-- Information provided start --
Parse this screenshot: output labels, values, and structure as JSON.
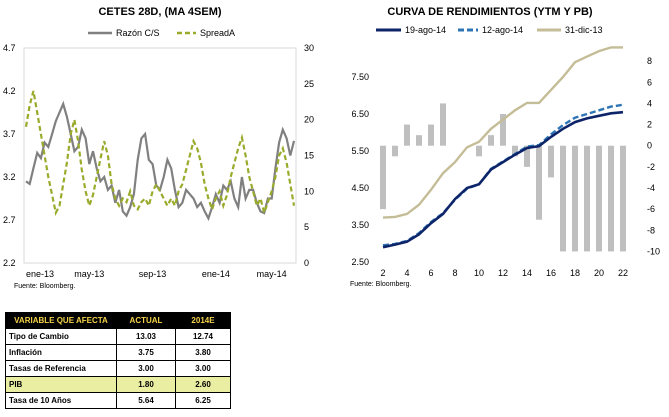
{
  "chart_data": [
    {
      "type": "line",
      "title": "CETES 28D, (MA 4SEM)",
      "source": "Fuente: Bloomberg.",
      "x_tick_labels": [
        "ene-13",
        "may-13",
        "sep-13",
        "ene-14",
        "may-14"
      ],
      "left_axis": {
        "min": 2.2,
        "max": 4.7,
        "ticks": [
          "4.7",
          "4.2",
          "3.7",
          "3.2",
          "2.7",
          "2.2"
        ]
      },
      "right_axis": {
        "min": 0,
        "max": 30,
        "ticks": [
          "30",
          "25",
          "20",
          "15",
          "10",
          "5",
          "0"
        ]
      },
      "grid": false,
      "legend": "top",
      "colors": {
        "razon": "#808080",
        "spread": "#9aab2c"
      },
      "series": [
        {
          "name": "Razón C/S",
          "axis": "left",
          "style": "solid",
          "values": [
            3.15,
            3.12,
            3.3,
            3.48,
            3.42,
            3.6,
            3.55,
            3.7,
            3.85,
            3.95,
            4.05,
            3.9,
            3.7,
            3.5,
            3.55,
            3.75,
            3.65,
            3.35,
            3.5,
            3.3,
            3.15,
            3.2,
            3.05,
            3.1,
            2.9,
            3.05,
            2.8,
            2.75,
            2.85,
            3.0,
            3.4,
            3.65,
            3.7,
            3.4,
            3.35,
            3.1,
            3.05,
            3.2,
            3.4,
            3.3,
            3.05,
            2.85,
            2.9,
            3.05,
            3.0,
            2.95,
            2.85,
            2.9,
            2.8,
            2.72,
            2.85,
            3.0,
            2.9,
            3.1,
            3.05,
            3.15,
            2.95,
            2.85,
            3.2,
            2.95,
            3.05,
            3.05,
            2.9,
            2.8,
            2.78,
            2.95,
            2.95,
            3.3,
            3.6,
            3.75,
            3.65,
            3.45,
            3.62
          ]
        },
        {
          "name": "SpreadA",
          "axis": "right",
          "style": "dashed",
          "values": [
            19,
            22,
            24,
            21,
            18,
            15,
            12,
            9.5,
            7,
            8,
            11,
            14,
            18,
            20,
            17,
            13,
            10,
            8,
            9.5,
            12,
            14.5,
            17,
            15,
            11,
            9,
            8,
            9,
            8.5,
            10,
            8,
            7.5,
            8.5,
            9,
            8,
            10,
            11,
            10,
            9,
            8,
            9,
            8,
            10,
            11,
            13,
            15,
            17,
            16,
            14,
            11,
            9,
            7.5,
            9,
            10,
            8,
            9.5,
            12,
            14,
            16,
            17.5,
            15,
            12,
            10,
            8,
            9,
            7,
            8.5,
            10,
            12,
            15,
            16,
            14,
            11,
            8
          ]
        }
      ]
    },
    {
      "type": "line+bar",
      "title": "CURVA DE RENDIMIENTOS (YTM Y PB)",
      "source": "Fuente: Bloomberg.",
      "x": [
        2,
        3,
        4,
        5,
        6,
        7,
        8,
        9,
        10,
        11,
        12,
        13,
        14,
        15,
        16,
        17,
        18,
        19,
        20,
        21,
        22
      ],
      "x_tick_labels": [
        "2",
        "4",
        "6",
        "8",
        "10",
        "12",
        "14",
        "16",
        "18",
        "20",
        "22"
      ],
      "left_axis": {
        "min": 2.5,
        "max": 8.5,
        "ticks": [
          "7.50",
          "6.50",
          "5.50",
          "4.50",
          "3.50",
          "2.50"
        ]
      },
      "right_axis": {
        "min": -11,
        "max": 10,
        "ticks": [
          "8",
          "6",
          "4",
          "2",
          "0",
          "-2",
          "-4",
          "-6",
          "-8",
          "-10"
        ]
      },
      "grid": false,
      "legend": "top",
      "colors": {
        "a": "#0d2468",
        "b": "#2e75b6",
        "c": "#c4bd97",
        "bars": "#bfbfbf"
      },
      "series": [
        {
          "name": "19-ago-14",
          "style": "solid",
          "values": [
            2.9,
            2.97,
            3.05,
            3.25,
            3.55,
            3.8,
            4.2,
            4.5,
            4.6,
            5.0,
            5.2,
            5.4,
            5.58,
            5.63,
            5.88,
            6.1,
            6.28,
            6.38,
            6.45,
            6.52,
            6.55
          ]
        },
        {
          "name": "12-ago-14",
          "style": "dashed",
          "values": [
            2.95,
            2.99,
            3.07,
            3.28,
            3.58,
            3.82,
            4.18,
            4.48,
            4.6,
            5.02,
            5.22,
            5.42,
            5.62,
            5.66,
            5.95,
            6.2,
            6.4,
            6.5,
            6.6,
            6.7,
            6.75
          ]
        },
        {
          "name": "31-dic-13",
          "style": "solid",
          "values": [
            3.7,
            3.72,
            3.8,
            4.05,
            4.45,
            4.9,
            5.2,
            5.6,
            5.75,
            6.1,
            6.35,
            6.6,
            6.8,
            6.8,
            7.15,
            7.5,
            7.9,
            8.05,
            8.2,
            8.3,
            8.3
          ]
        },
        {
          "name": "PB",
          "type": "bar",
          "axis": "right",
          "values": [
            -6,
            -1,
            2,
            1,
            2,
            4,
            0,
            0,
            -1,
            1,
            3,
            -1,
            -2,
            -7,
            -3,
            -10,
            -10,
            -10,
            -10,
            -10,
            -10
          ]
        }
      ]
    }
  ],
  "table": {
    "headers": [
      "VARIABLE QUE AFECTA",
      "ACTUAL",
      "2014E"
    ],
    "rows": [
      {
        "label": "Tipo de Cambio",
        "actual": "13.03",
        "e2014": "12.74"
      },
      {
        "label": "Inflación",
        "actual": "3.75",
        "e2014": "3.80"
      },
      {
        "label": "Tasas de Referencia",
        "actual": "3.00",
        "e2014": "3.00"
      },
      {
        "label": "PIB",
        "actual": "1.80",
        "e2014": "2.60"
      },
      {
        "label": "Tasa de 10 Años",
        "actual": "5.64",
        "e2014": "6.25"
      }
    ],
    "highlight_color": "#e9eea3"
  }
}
-- Information provided end --
§ Goal of the exercise:
The records above must be printed exactly; the pictures stay out.

§ Answer to the problem:
Parse this screenshot: output labels, values, and structure as JSON.
{
  "chart_data": [
    {
      "type": "line",
      "title": "CETES 28D, (MA 4SEM)",
      "source": "Fuente: Bloomberg.",
      "x_tick_labels": [
        "ene-13",
        "may-13",
        "sep-13",
        "ene-14",
        "may-14"
      ],
      "left_axis": {
        "min": 2.2,
        "max": 4.7,
        "ticks": [
          "4.7",
          "4.2",
          "3.7",
          "3.2",
          "2.7",
          "2.2"
        ]
      },
      "right_axis": {
        "min": 0,
        "max": 30,
        "ticks": [
          "30",
          "25",
          "20",
          "15",
          "10",
          "5",
          "0"
        ]
      },
      "grid": false,
      "legend": "top",
      "colors": {
        "razon": "#808080",
        "spread": "#9aab2c"
      },
      "series": [
        {
          "name": "Razón C/S",
          "axis": "left",
          "style": "solid",
          "values": [
            3.15,
            3.12,
            3.3,
            3.48,
            3.42,
            3.6,
            3.55,
            3.7,
            3.85,
            3.95,
            4.05,
            3.9,
            3.7,
            3.5,
            3.55,
            3.75,
            3.65,
            3.35,
            3.5,
            3.3,
            3.15,
            3.2,
            3.05,
            3.1,
            2.9,
            3.05,
            2.8,
            2.75,
            2.85,
            3.0,
            3.4,
            3.65,
            3.7,
            3.4,
            3.35,
            3.1,
            3.05,
            3.2,
            3.4,
            3.3,
            3.05,
            2.85,
            2.9,
            3.05,
            3.0,
            2.95,
            2.85,
            2.9,
            2.8,
            2.72,
            2.85,
            3.0,
            2.9,
            3.1,
            3.05,
            3.15,
            2.95,
            2.85,
            3.2,
            2.95,
            3.05,
            3.05,
            2.9,
            2.8,
            2.78,
            2.95,
            2.95,
            3.3,
            3.6,
            3.75,
            3.65,
            3.45,
            3.62
          ]
        },
        {
          "name": "SpreadA",
          "axis": "right",
          "style": "dashed",
          "values": [
            19,
            22,
            24,
            21,
            18,
            15,
            12,
            9.5,
            7,
            8,
            11,
            14,
            18,
            20,
            17,
            13,
            10,
            8,
            9.5,
            12,
            14.5,
            17,
            15,
            11,
            9,
            8,
            9,
            8.5,
            10,
            8,
            7.5,
            8.5,
            9,
            8,
            10,
            11,
            10,
            9,
            8,
            9,
            8,
            10,
            11,
            13,
            15,
            17,
            16,
            14,
            11,
            9,
            7.5,
            9,
            10,
            8,
            9.5,
            12,
            14,
            16,
            17.5,
            15,
            12,
            10,
            8,
            9,
            7,
            8.5,
            10,
            12,
            15,
            16,
            14,
            11,
            8
          ]
        }
      ]
    },
    {
      "type": "line+bar",
      "title": "CURVA DE RENDIMIENTOS (YTM Y PB)",
      "source": "Fuente: Bloomberg.",
      "x": [
        2,
        3,
        4,
        5,
        6,
        7,
        8,
        9,
        10,
        11,
        12,
        13,
        14,
        15,
        16,
        17,
        18,
        19,
        20,
        21,
        22
      ],
      "x_tick_labels": [
        "2",
        "4",
        "6",
        "8",
        "10",
        "12",
        "14",
        "16",
        "18",
        "20",
        "22"
      ],
      "left_axis": {
        "min": 2.5,
        "max": 8.5,
        "ticks": [
          "7.50",
          "6.50",
          "5.50",
          "4.50",
          "3.50",
          "2.50"
        ]
      },
      "right_axis": {
        "min": -11,
        "max": 10,
        "ticks": [
          "8",
          "6",
          "4",
          "2",
          "0",
          "-2",
          "-4",
          "-6",
          "-8",
          "-10"
        ]
      },
      "grid": false,
      "legend": "top",
      "colors": {
        "a": "#0d2468",
        "b": "#2e75b6",
        "c": "#c4bd97",
        "bars": "#bfbfbf"
      },
      "series": [
        {
          "name": "19-ago-14",
          "style": "solid",
          "values": [
            2.9,
            2.97,
            3.05,
            3.25,
            3.55,
            3.8,
            4.2,
            4.5,
            4.6,
            5.0,
            5.2,
            5.4,
            5.58,
            5.63,
            5.88,
            6.1,
            6.28,
            6.38,
            6.45,
            6.52,
            6.55
          ]
        },
        {
          "name": "12-ago-14",
          "style": "dashed",
          "values": [
            2.95,
            2.99,
            3.07,
            3.28,
            3.58,
            3.82,
            4.18,
            4.48,
            4.6,
            5.02,
            5.22,
            5.42,
            5.62,
            5.66,
            5.95,
            6.2,
            6.4,
            6.5,
            6.6,
            6.7,
            6.75
          ]
        },
        {
          "name": "31-dic-13",
          "style": "solid",
          "values": [
            3.7,
            3.72,
            3.8,
            4.05,
            4.45,
            4.9,
            5.2,
            5.6,
            5.75,
            6.1,
            6.35,
            6.6,
            6.8,
            6.8,
            7.15,
            7.5,
            7.9,
            8.05,
            8.2,
            8.3,
            8.3
          ]
        },
        {
          "name": "PB",
          "type": "bar",
          "axis": "right",
          "values": [
            -6,
            -1,
            2,
            1,
            2,
            4,
            0,
            0,
            -1,
            1,
            3,
            -1,
            -2,
            -7,
            -3,
            -10,
            -10,
            -10,
            -10,
            -10,
            -10
          ]
        }
      ]
    }
  ],
  "table": {
    "headers": [
      "VARIABLE QUE AFECTA",
      "ACTUAL",
      "2014E"
    ],
    "rows": [
      {
        "label": "Tipo de Cambio",
        "actual": "13.03",
        "e2014": "12.74"
      },
      {
        "label": "Inflación",
        "actual": "3.75",
        "e2014": "3.80"
      },
      {
        "label": "Tasas de Referencia",
        "actual": "3.00",
        "e2014": "3.00"
      },
      {
        "label": "PIB",
        "actual": "1.80",
        "e2014": "2.60"
      },
      {
        "label": "Tasa de 10 Años",
        "actual": "5.64",
        "e2014": "6.25"
      }
    ],
    "highlight_color": "#e9eea3"
  }
}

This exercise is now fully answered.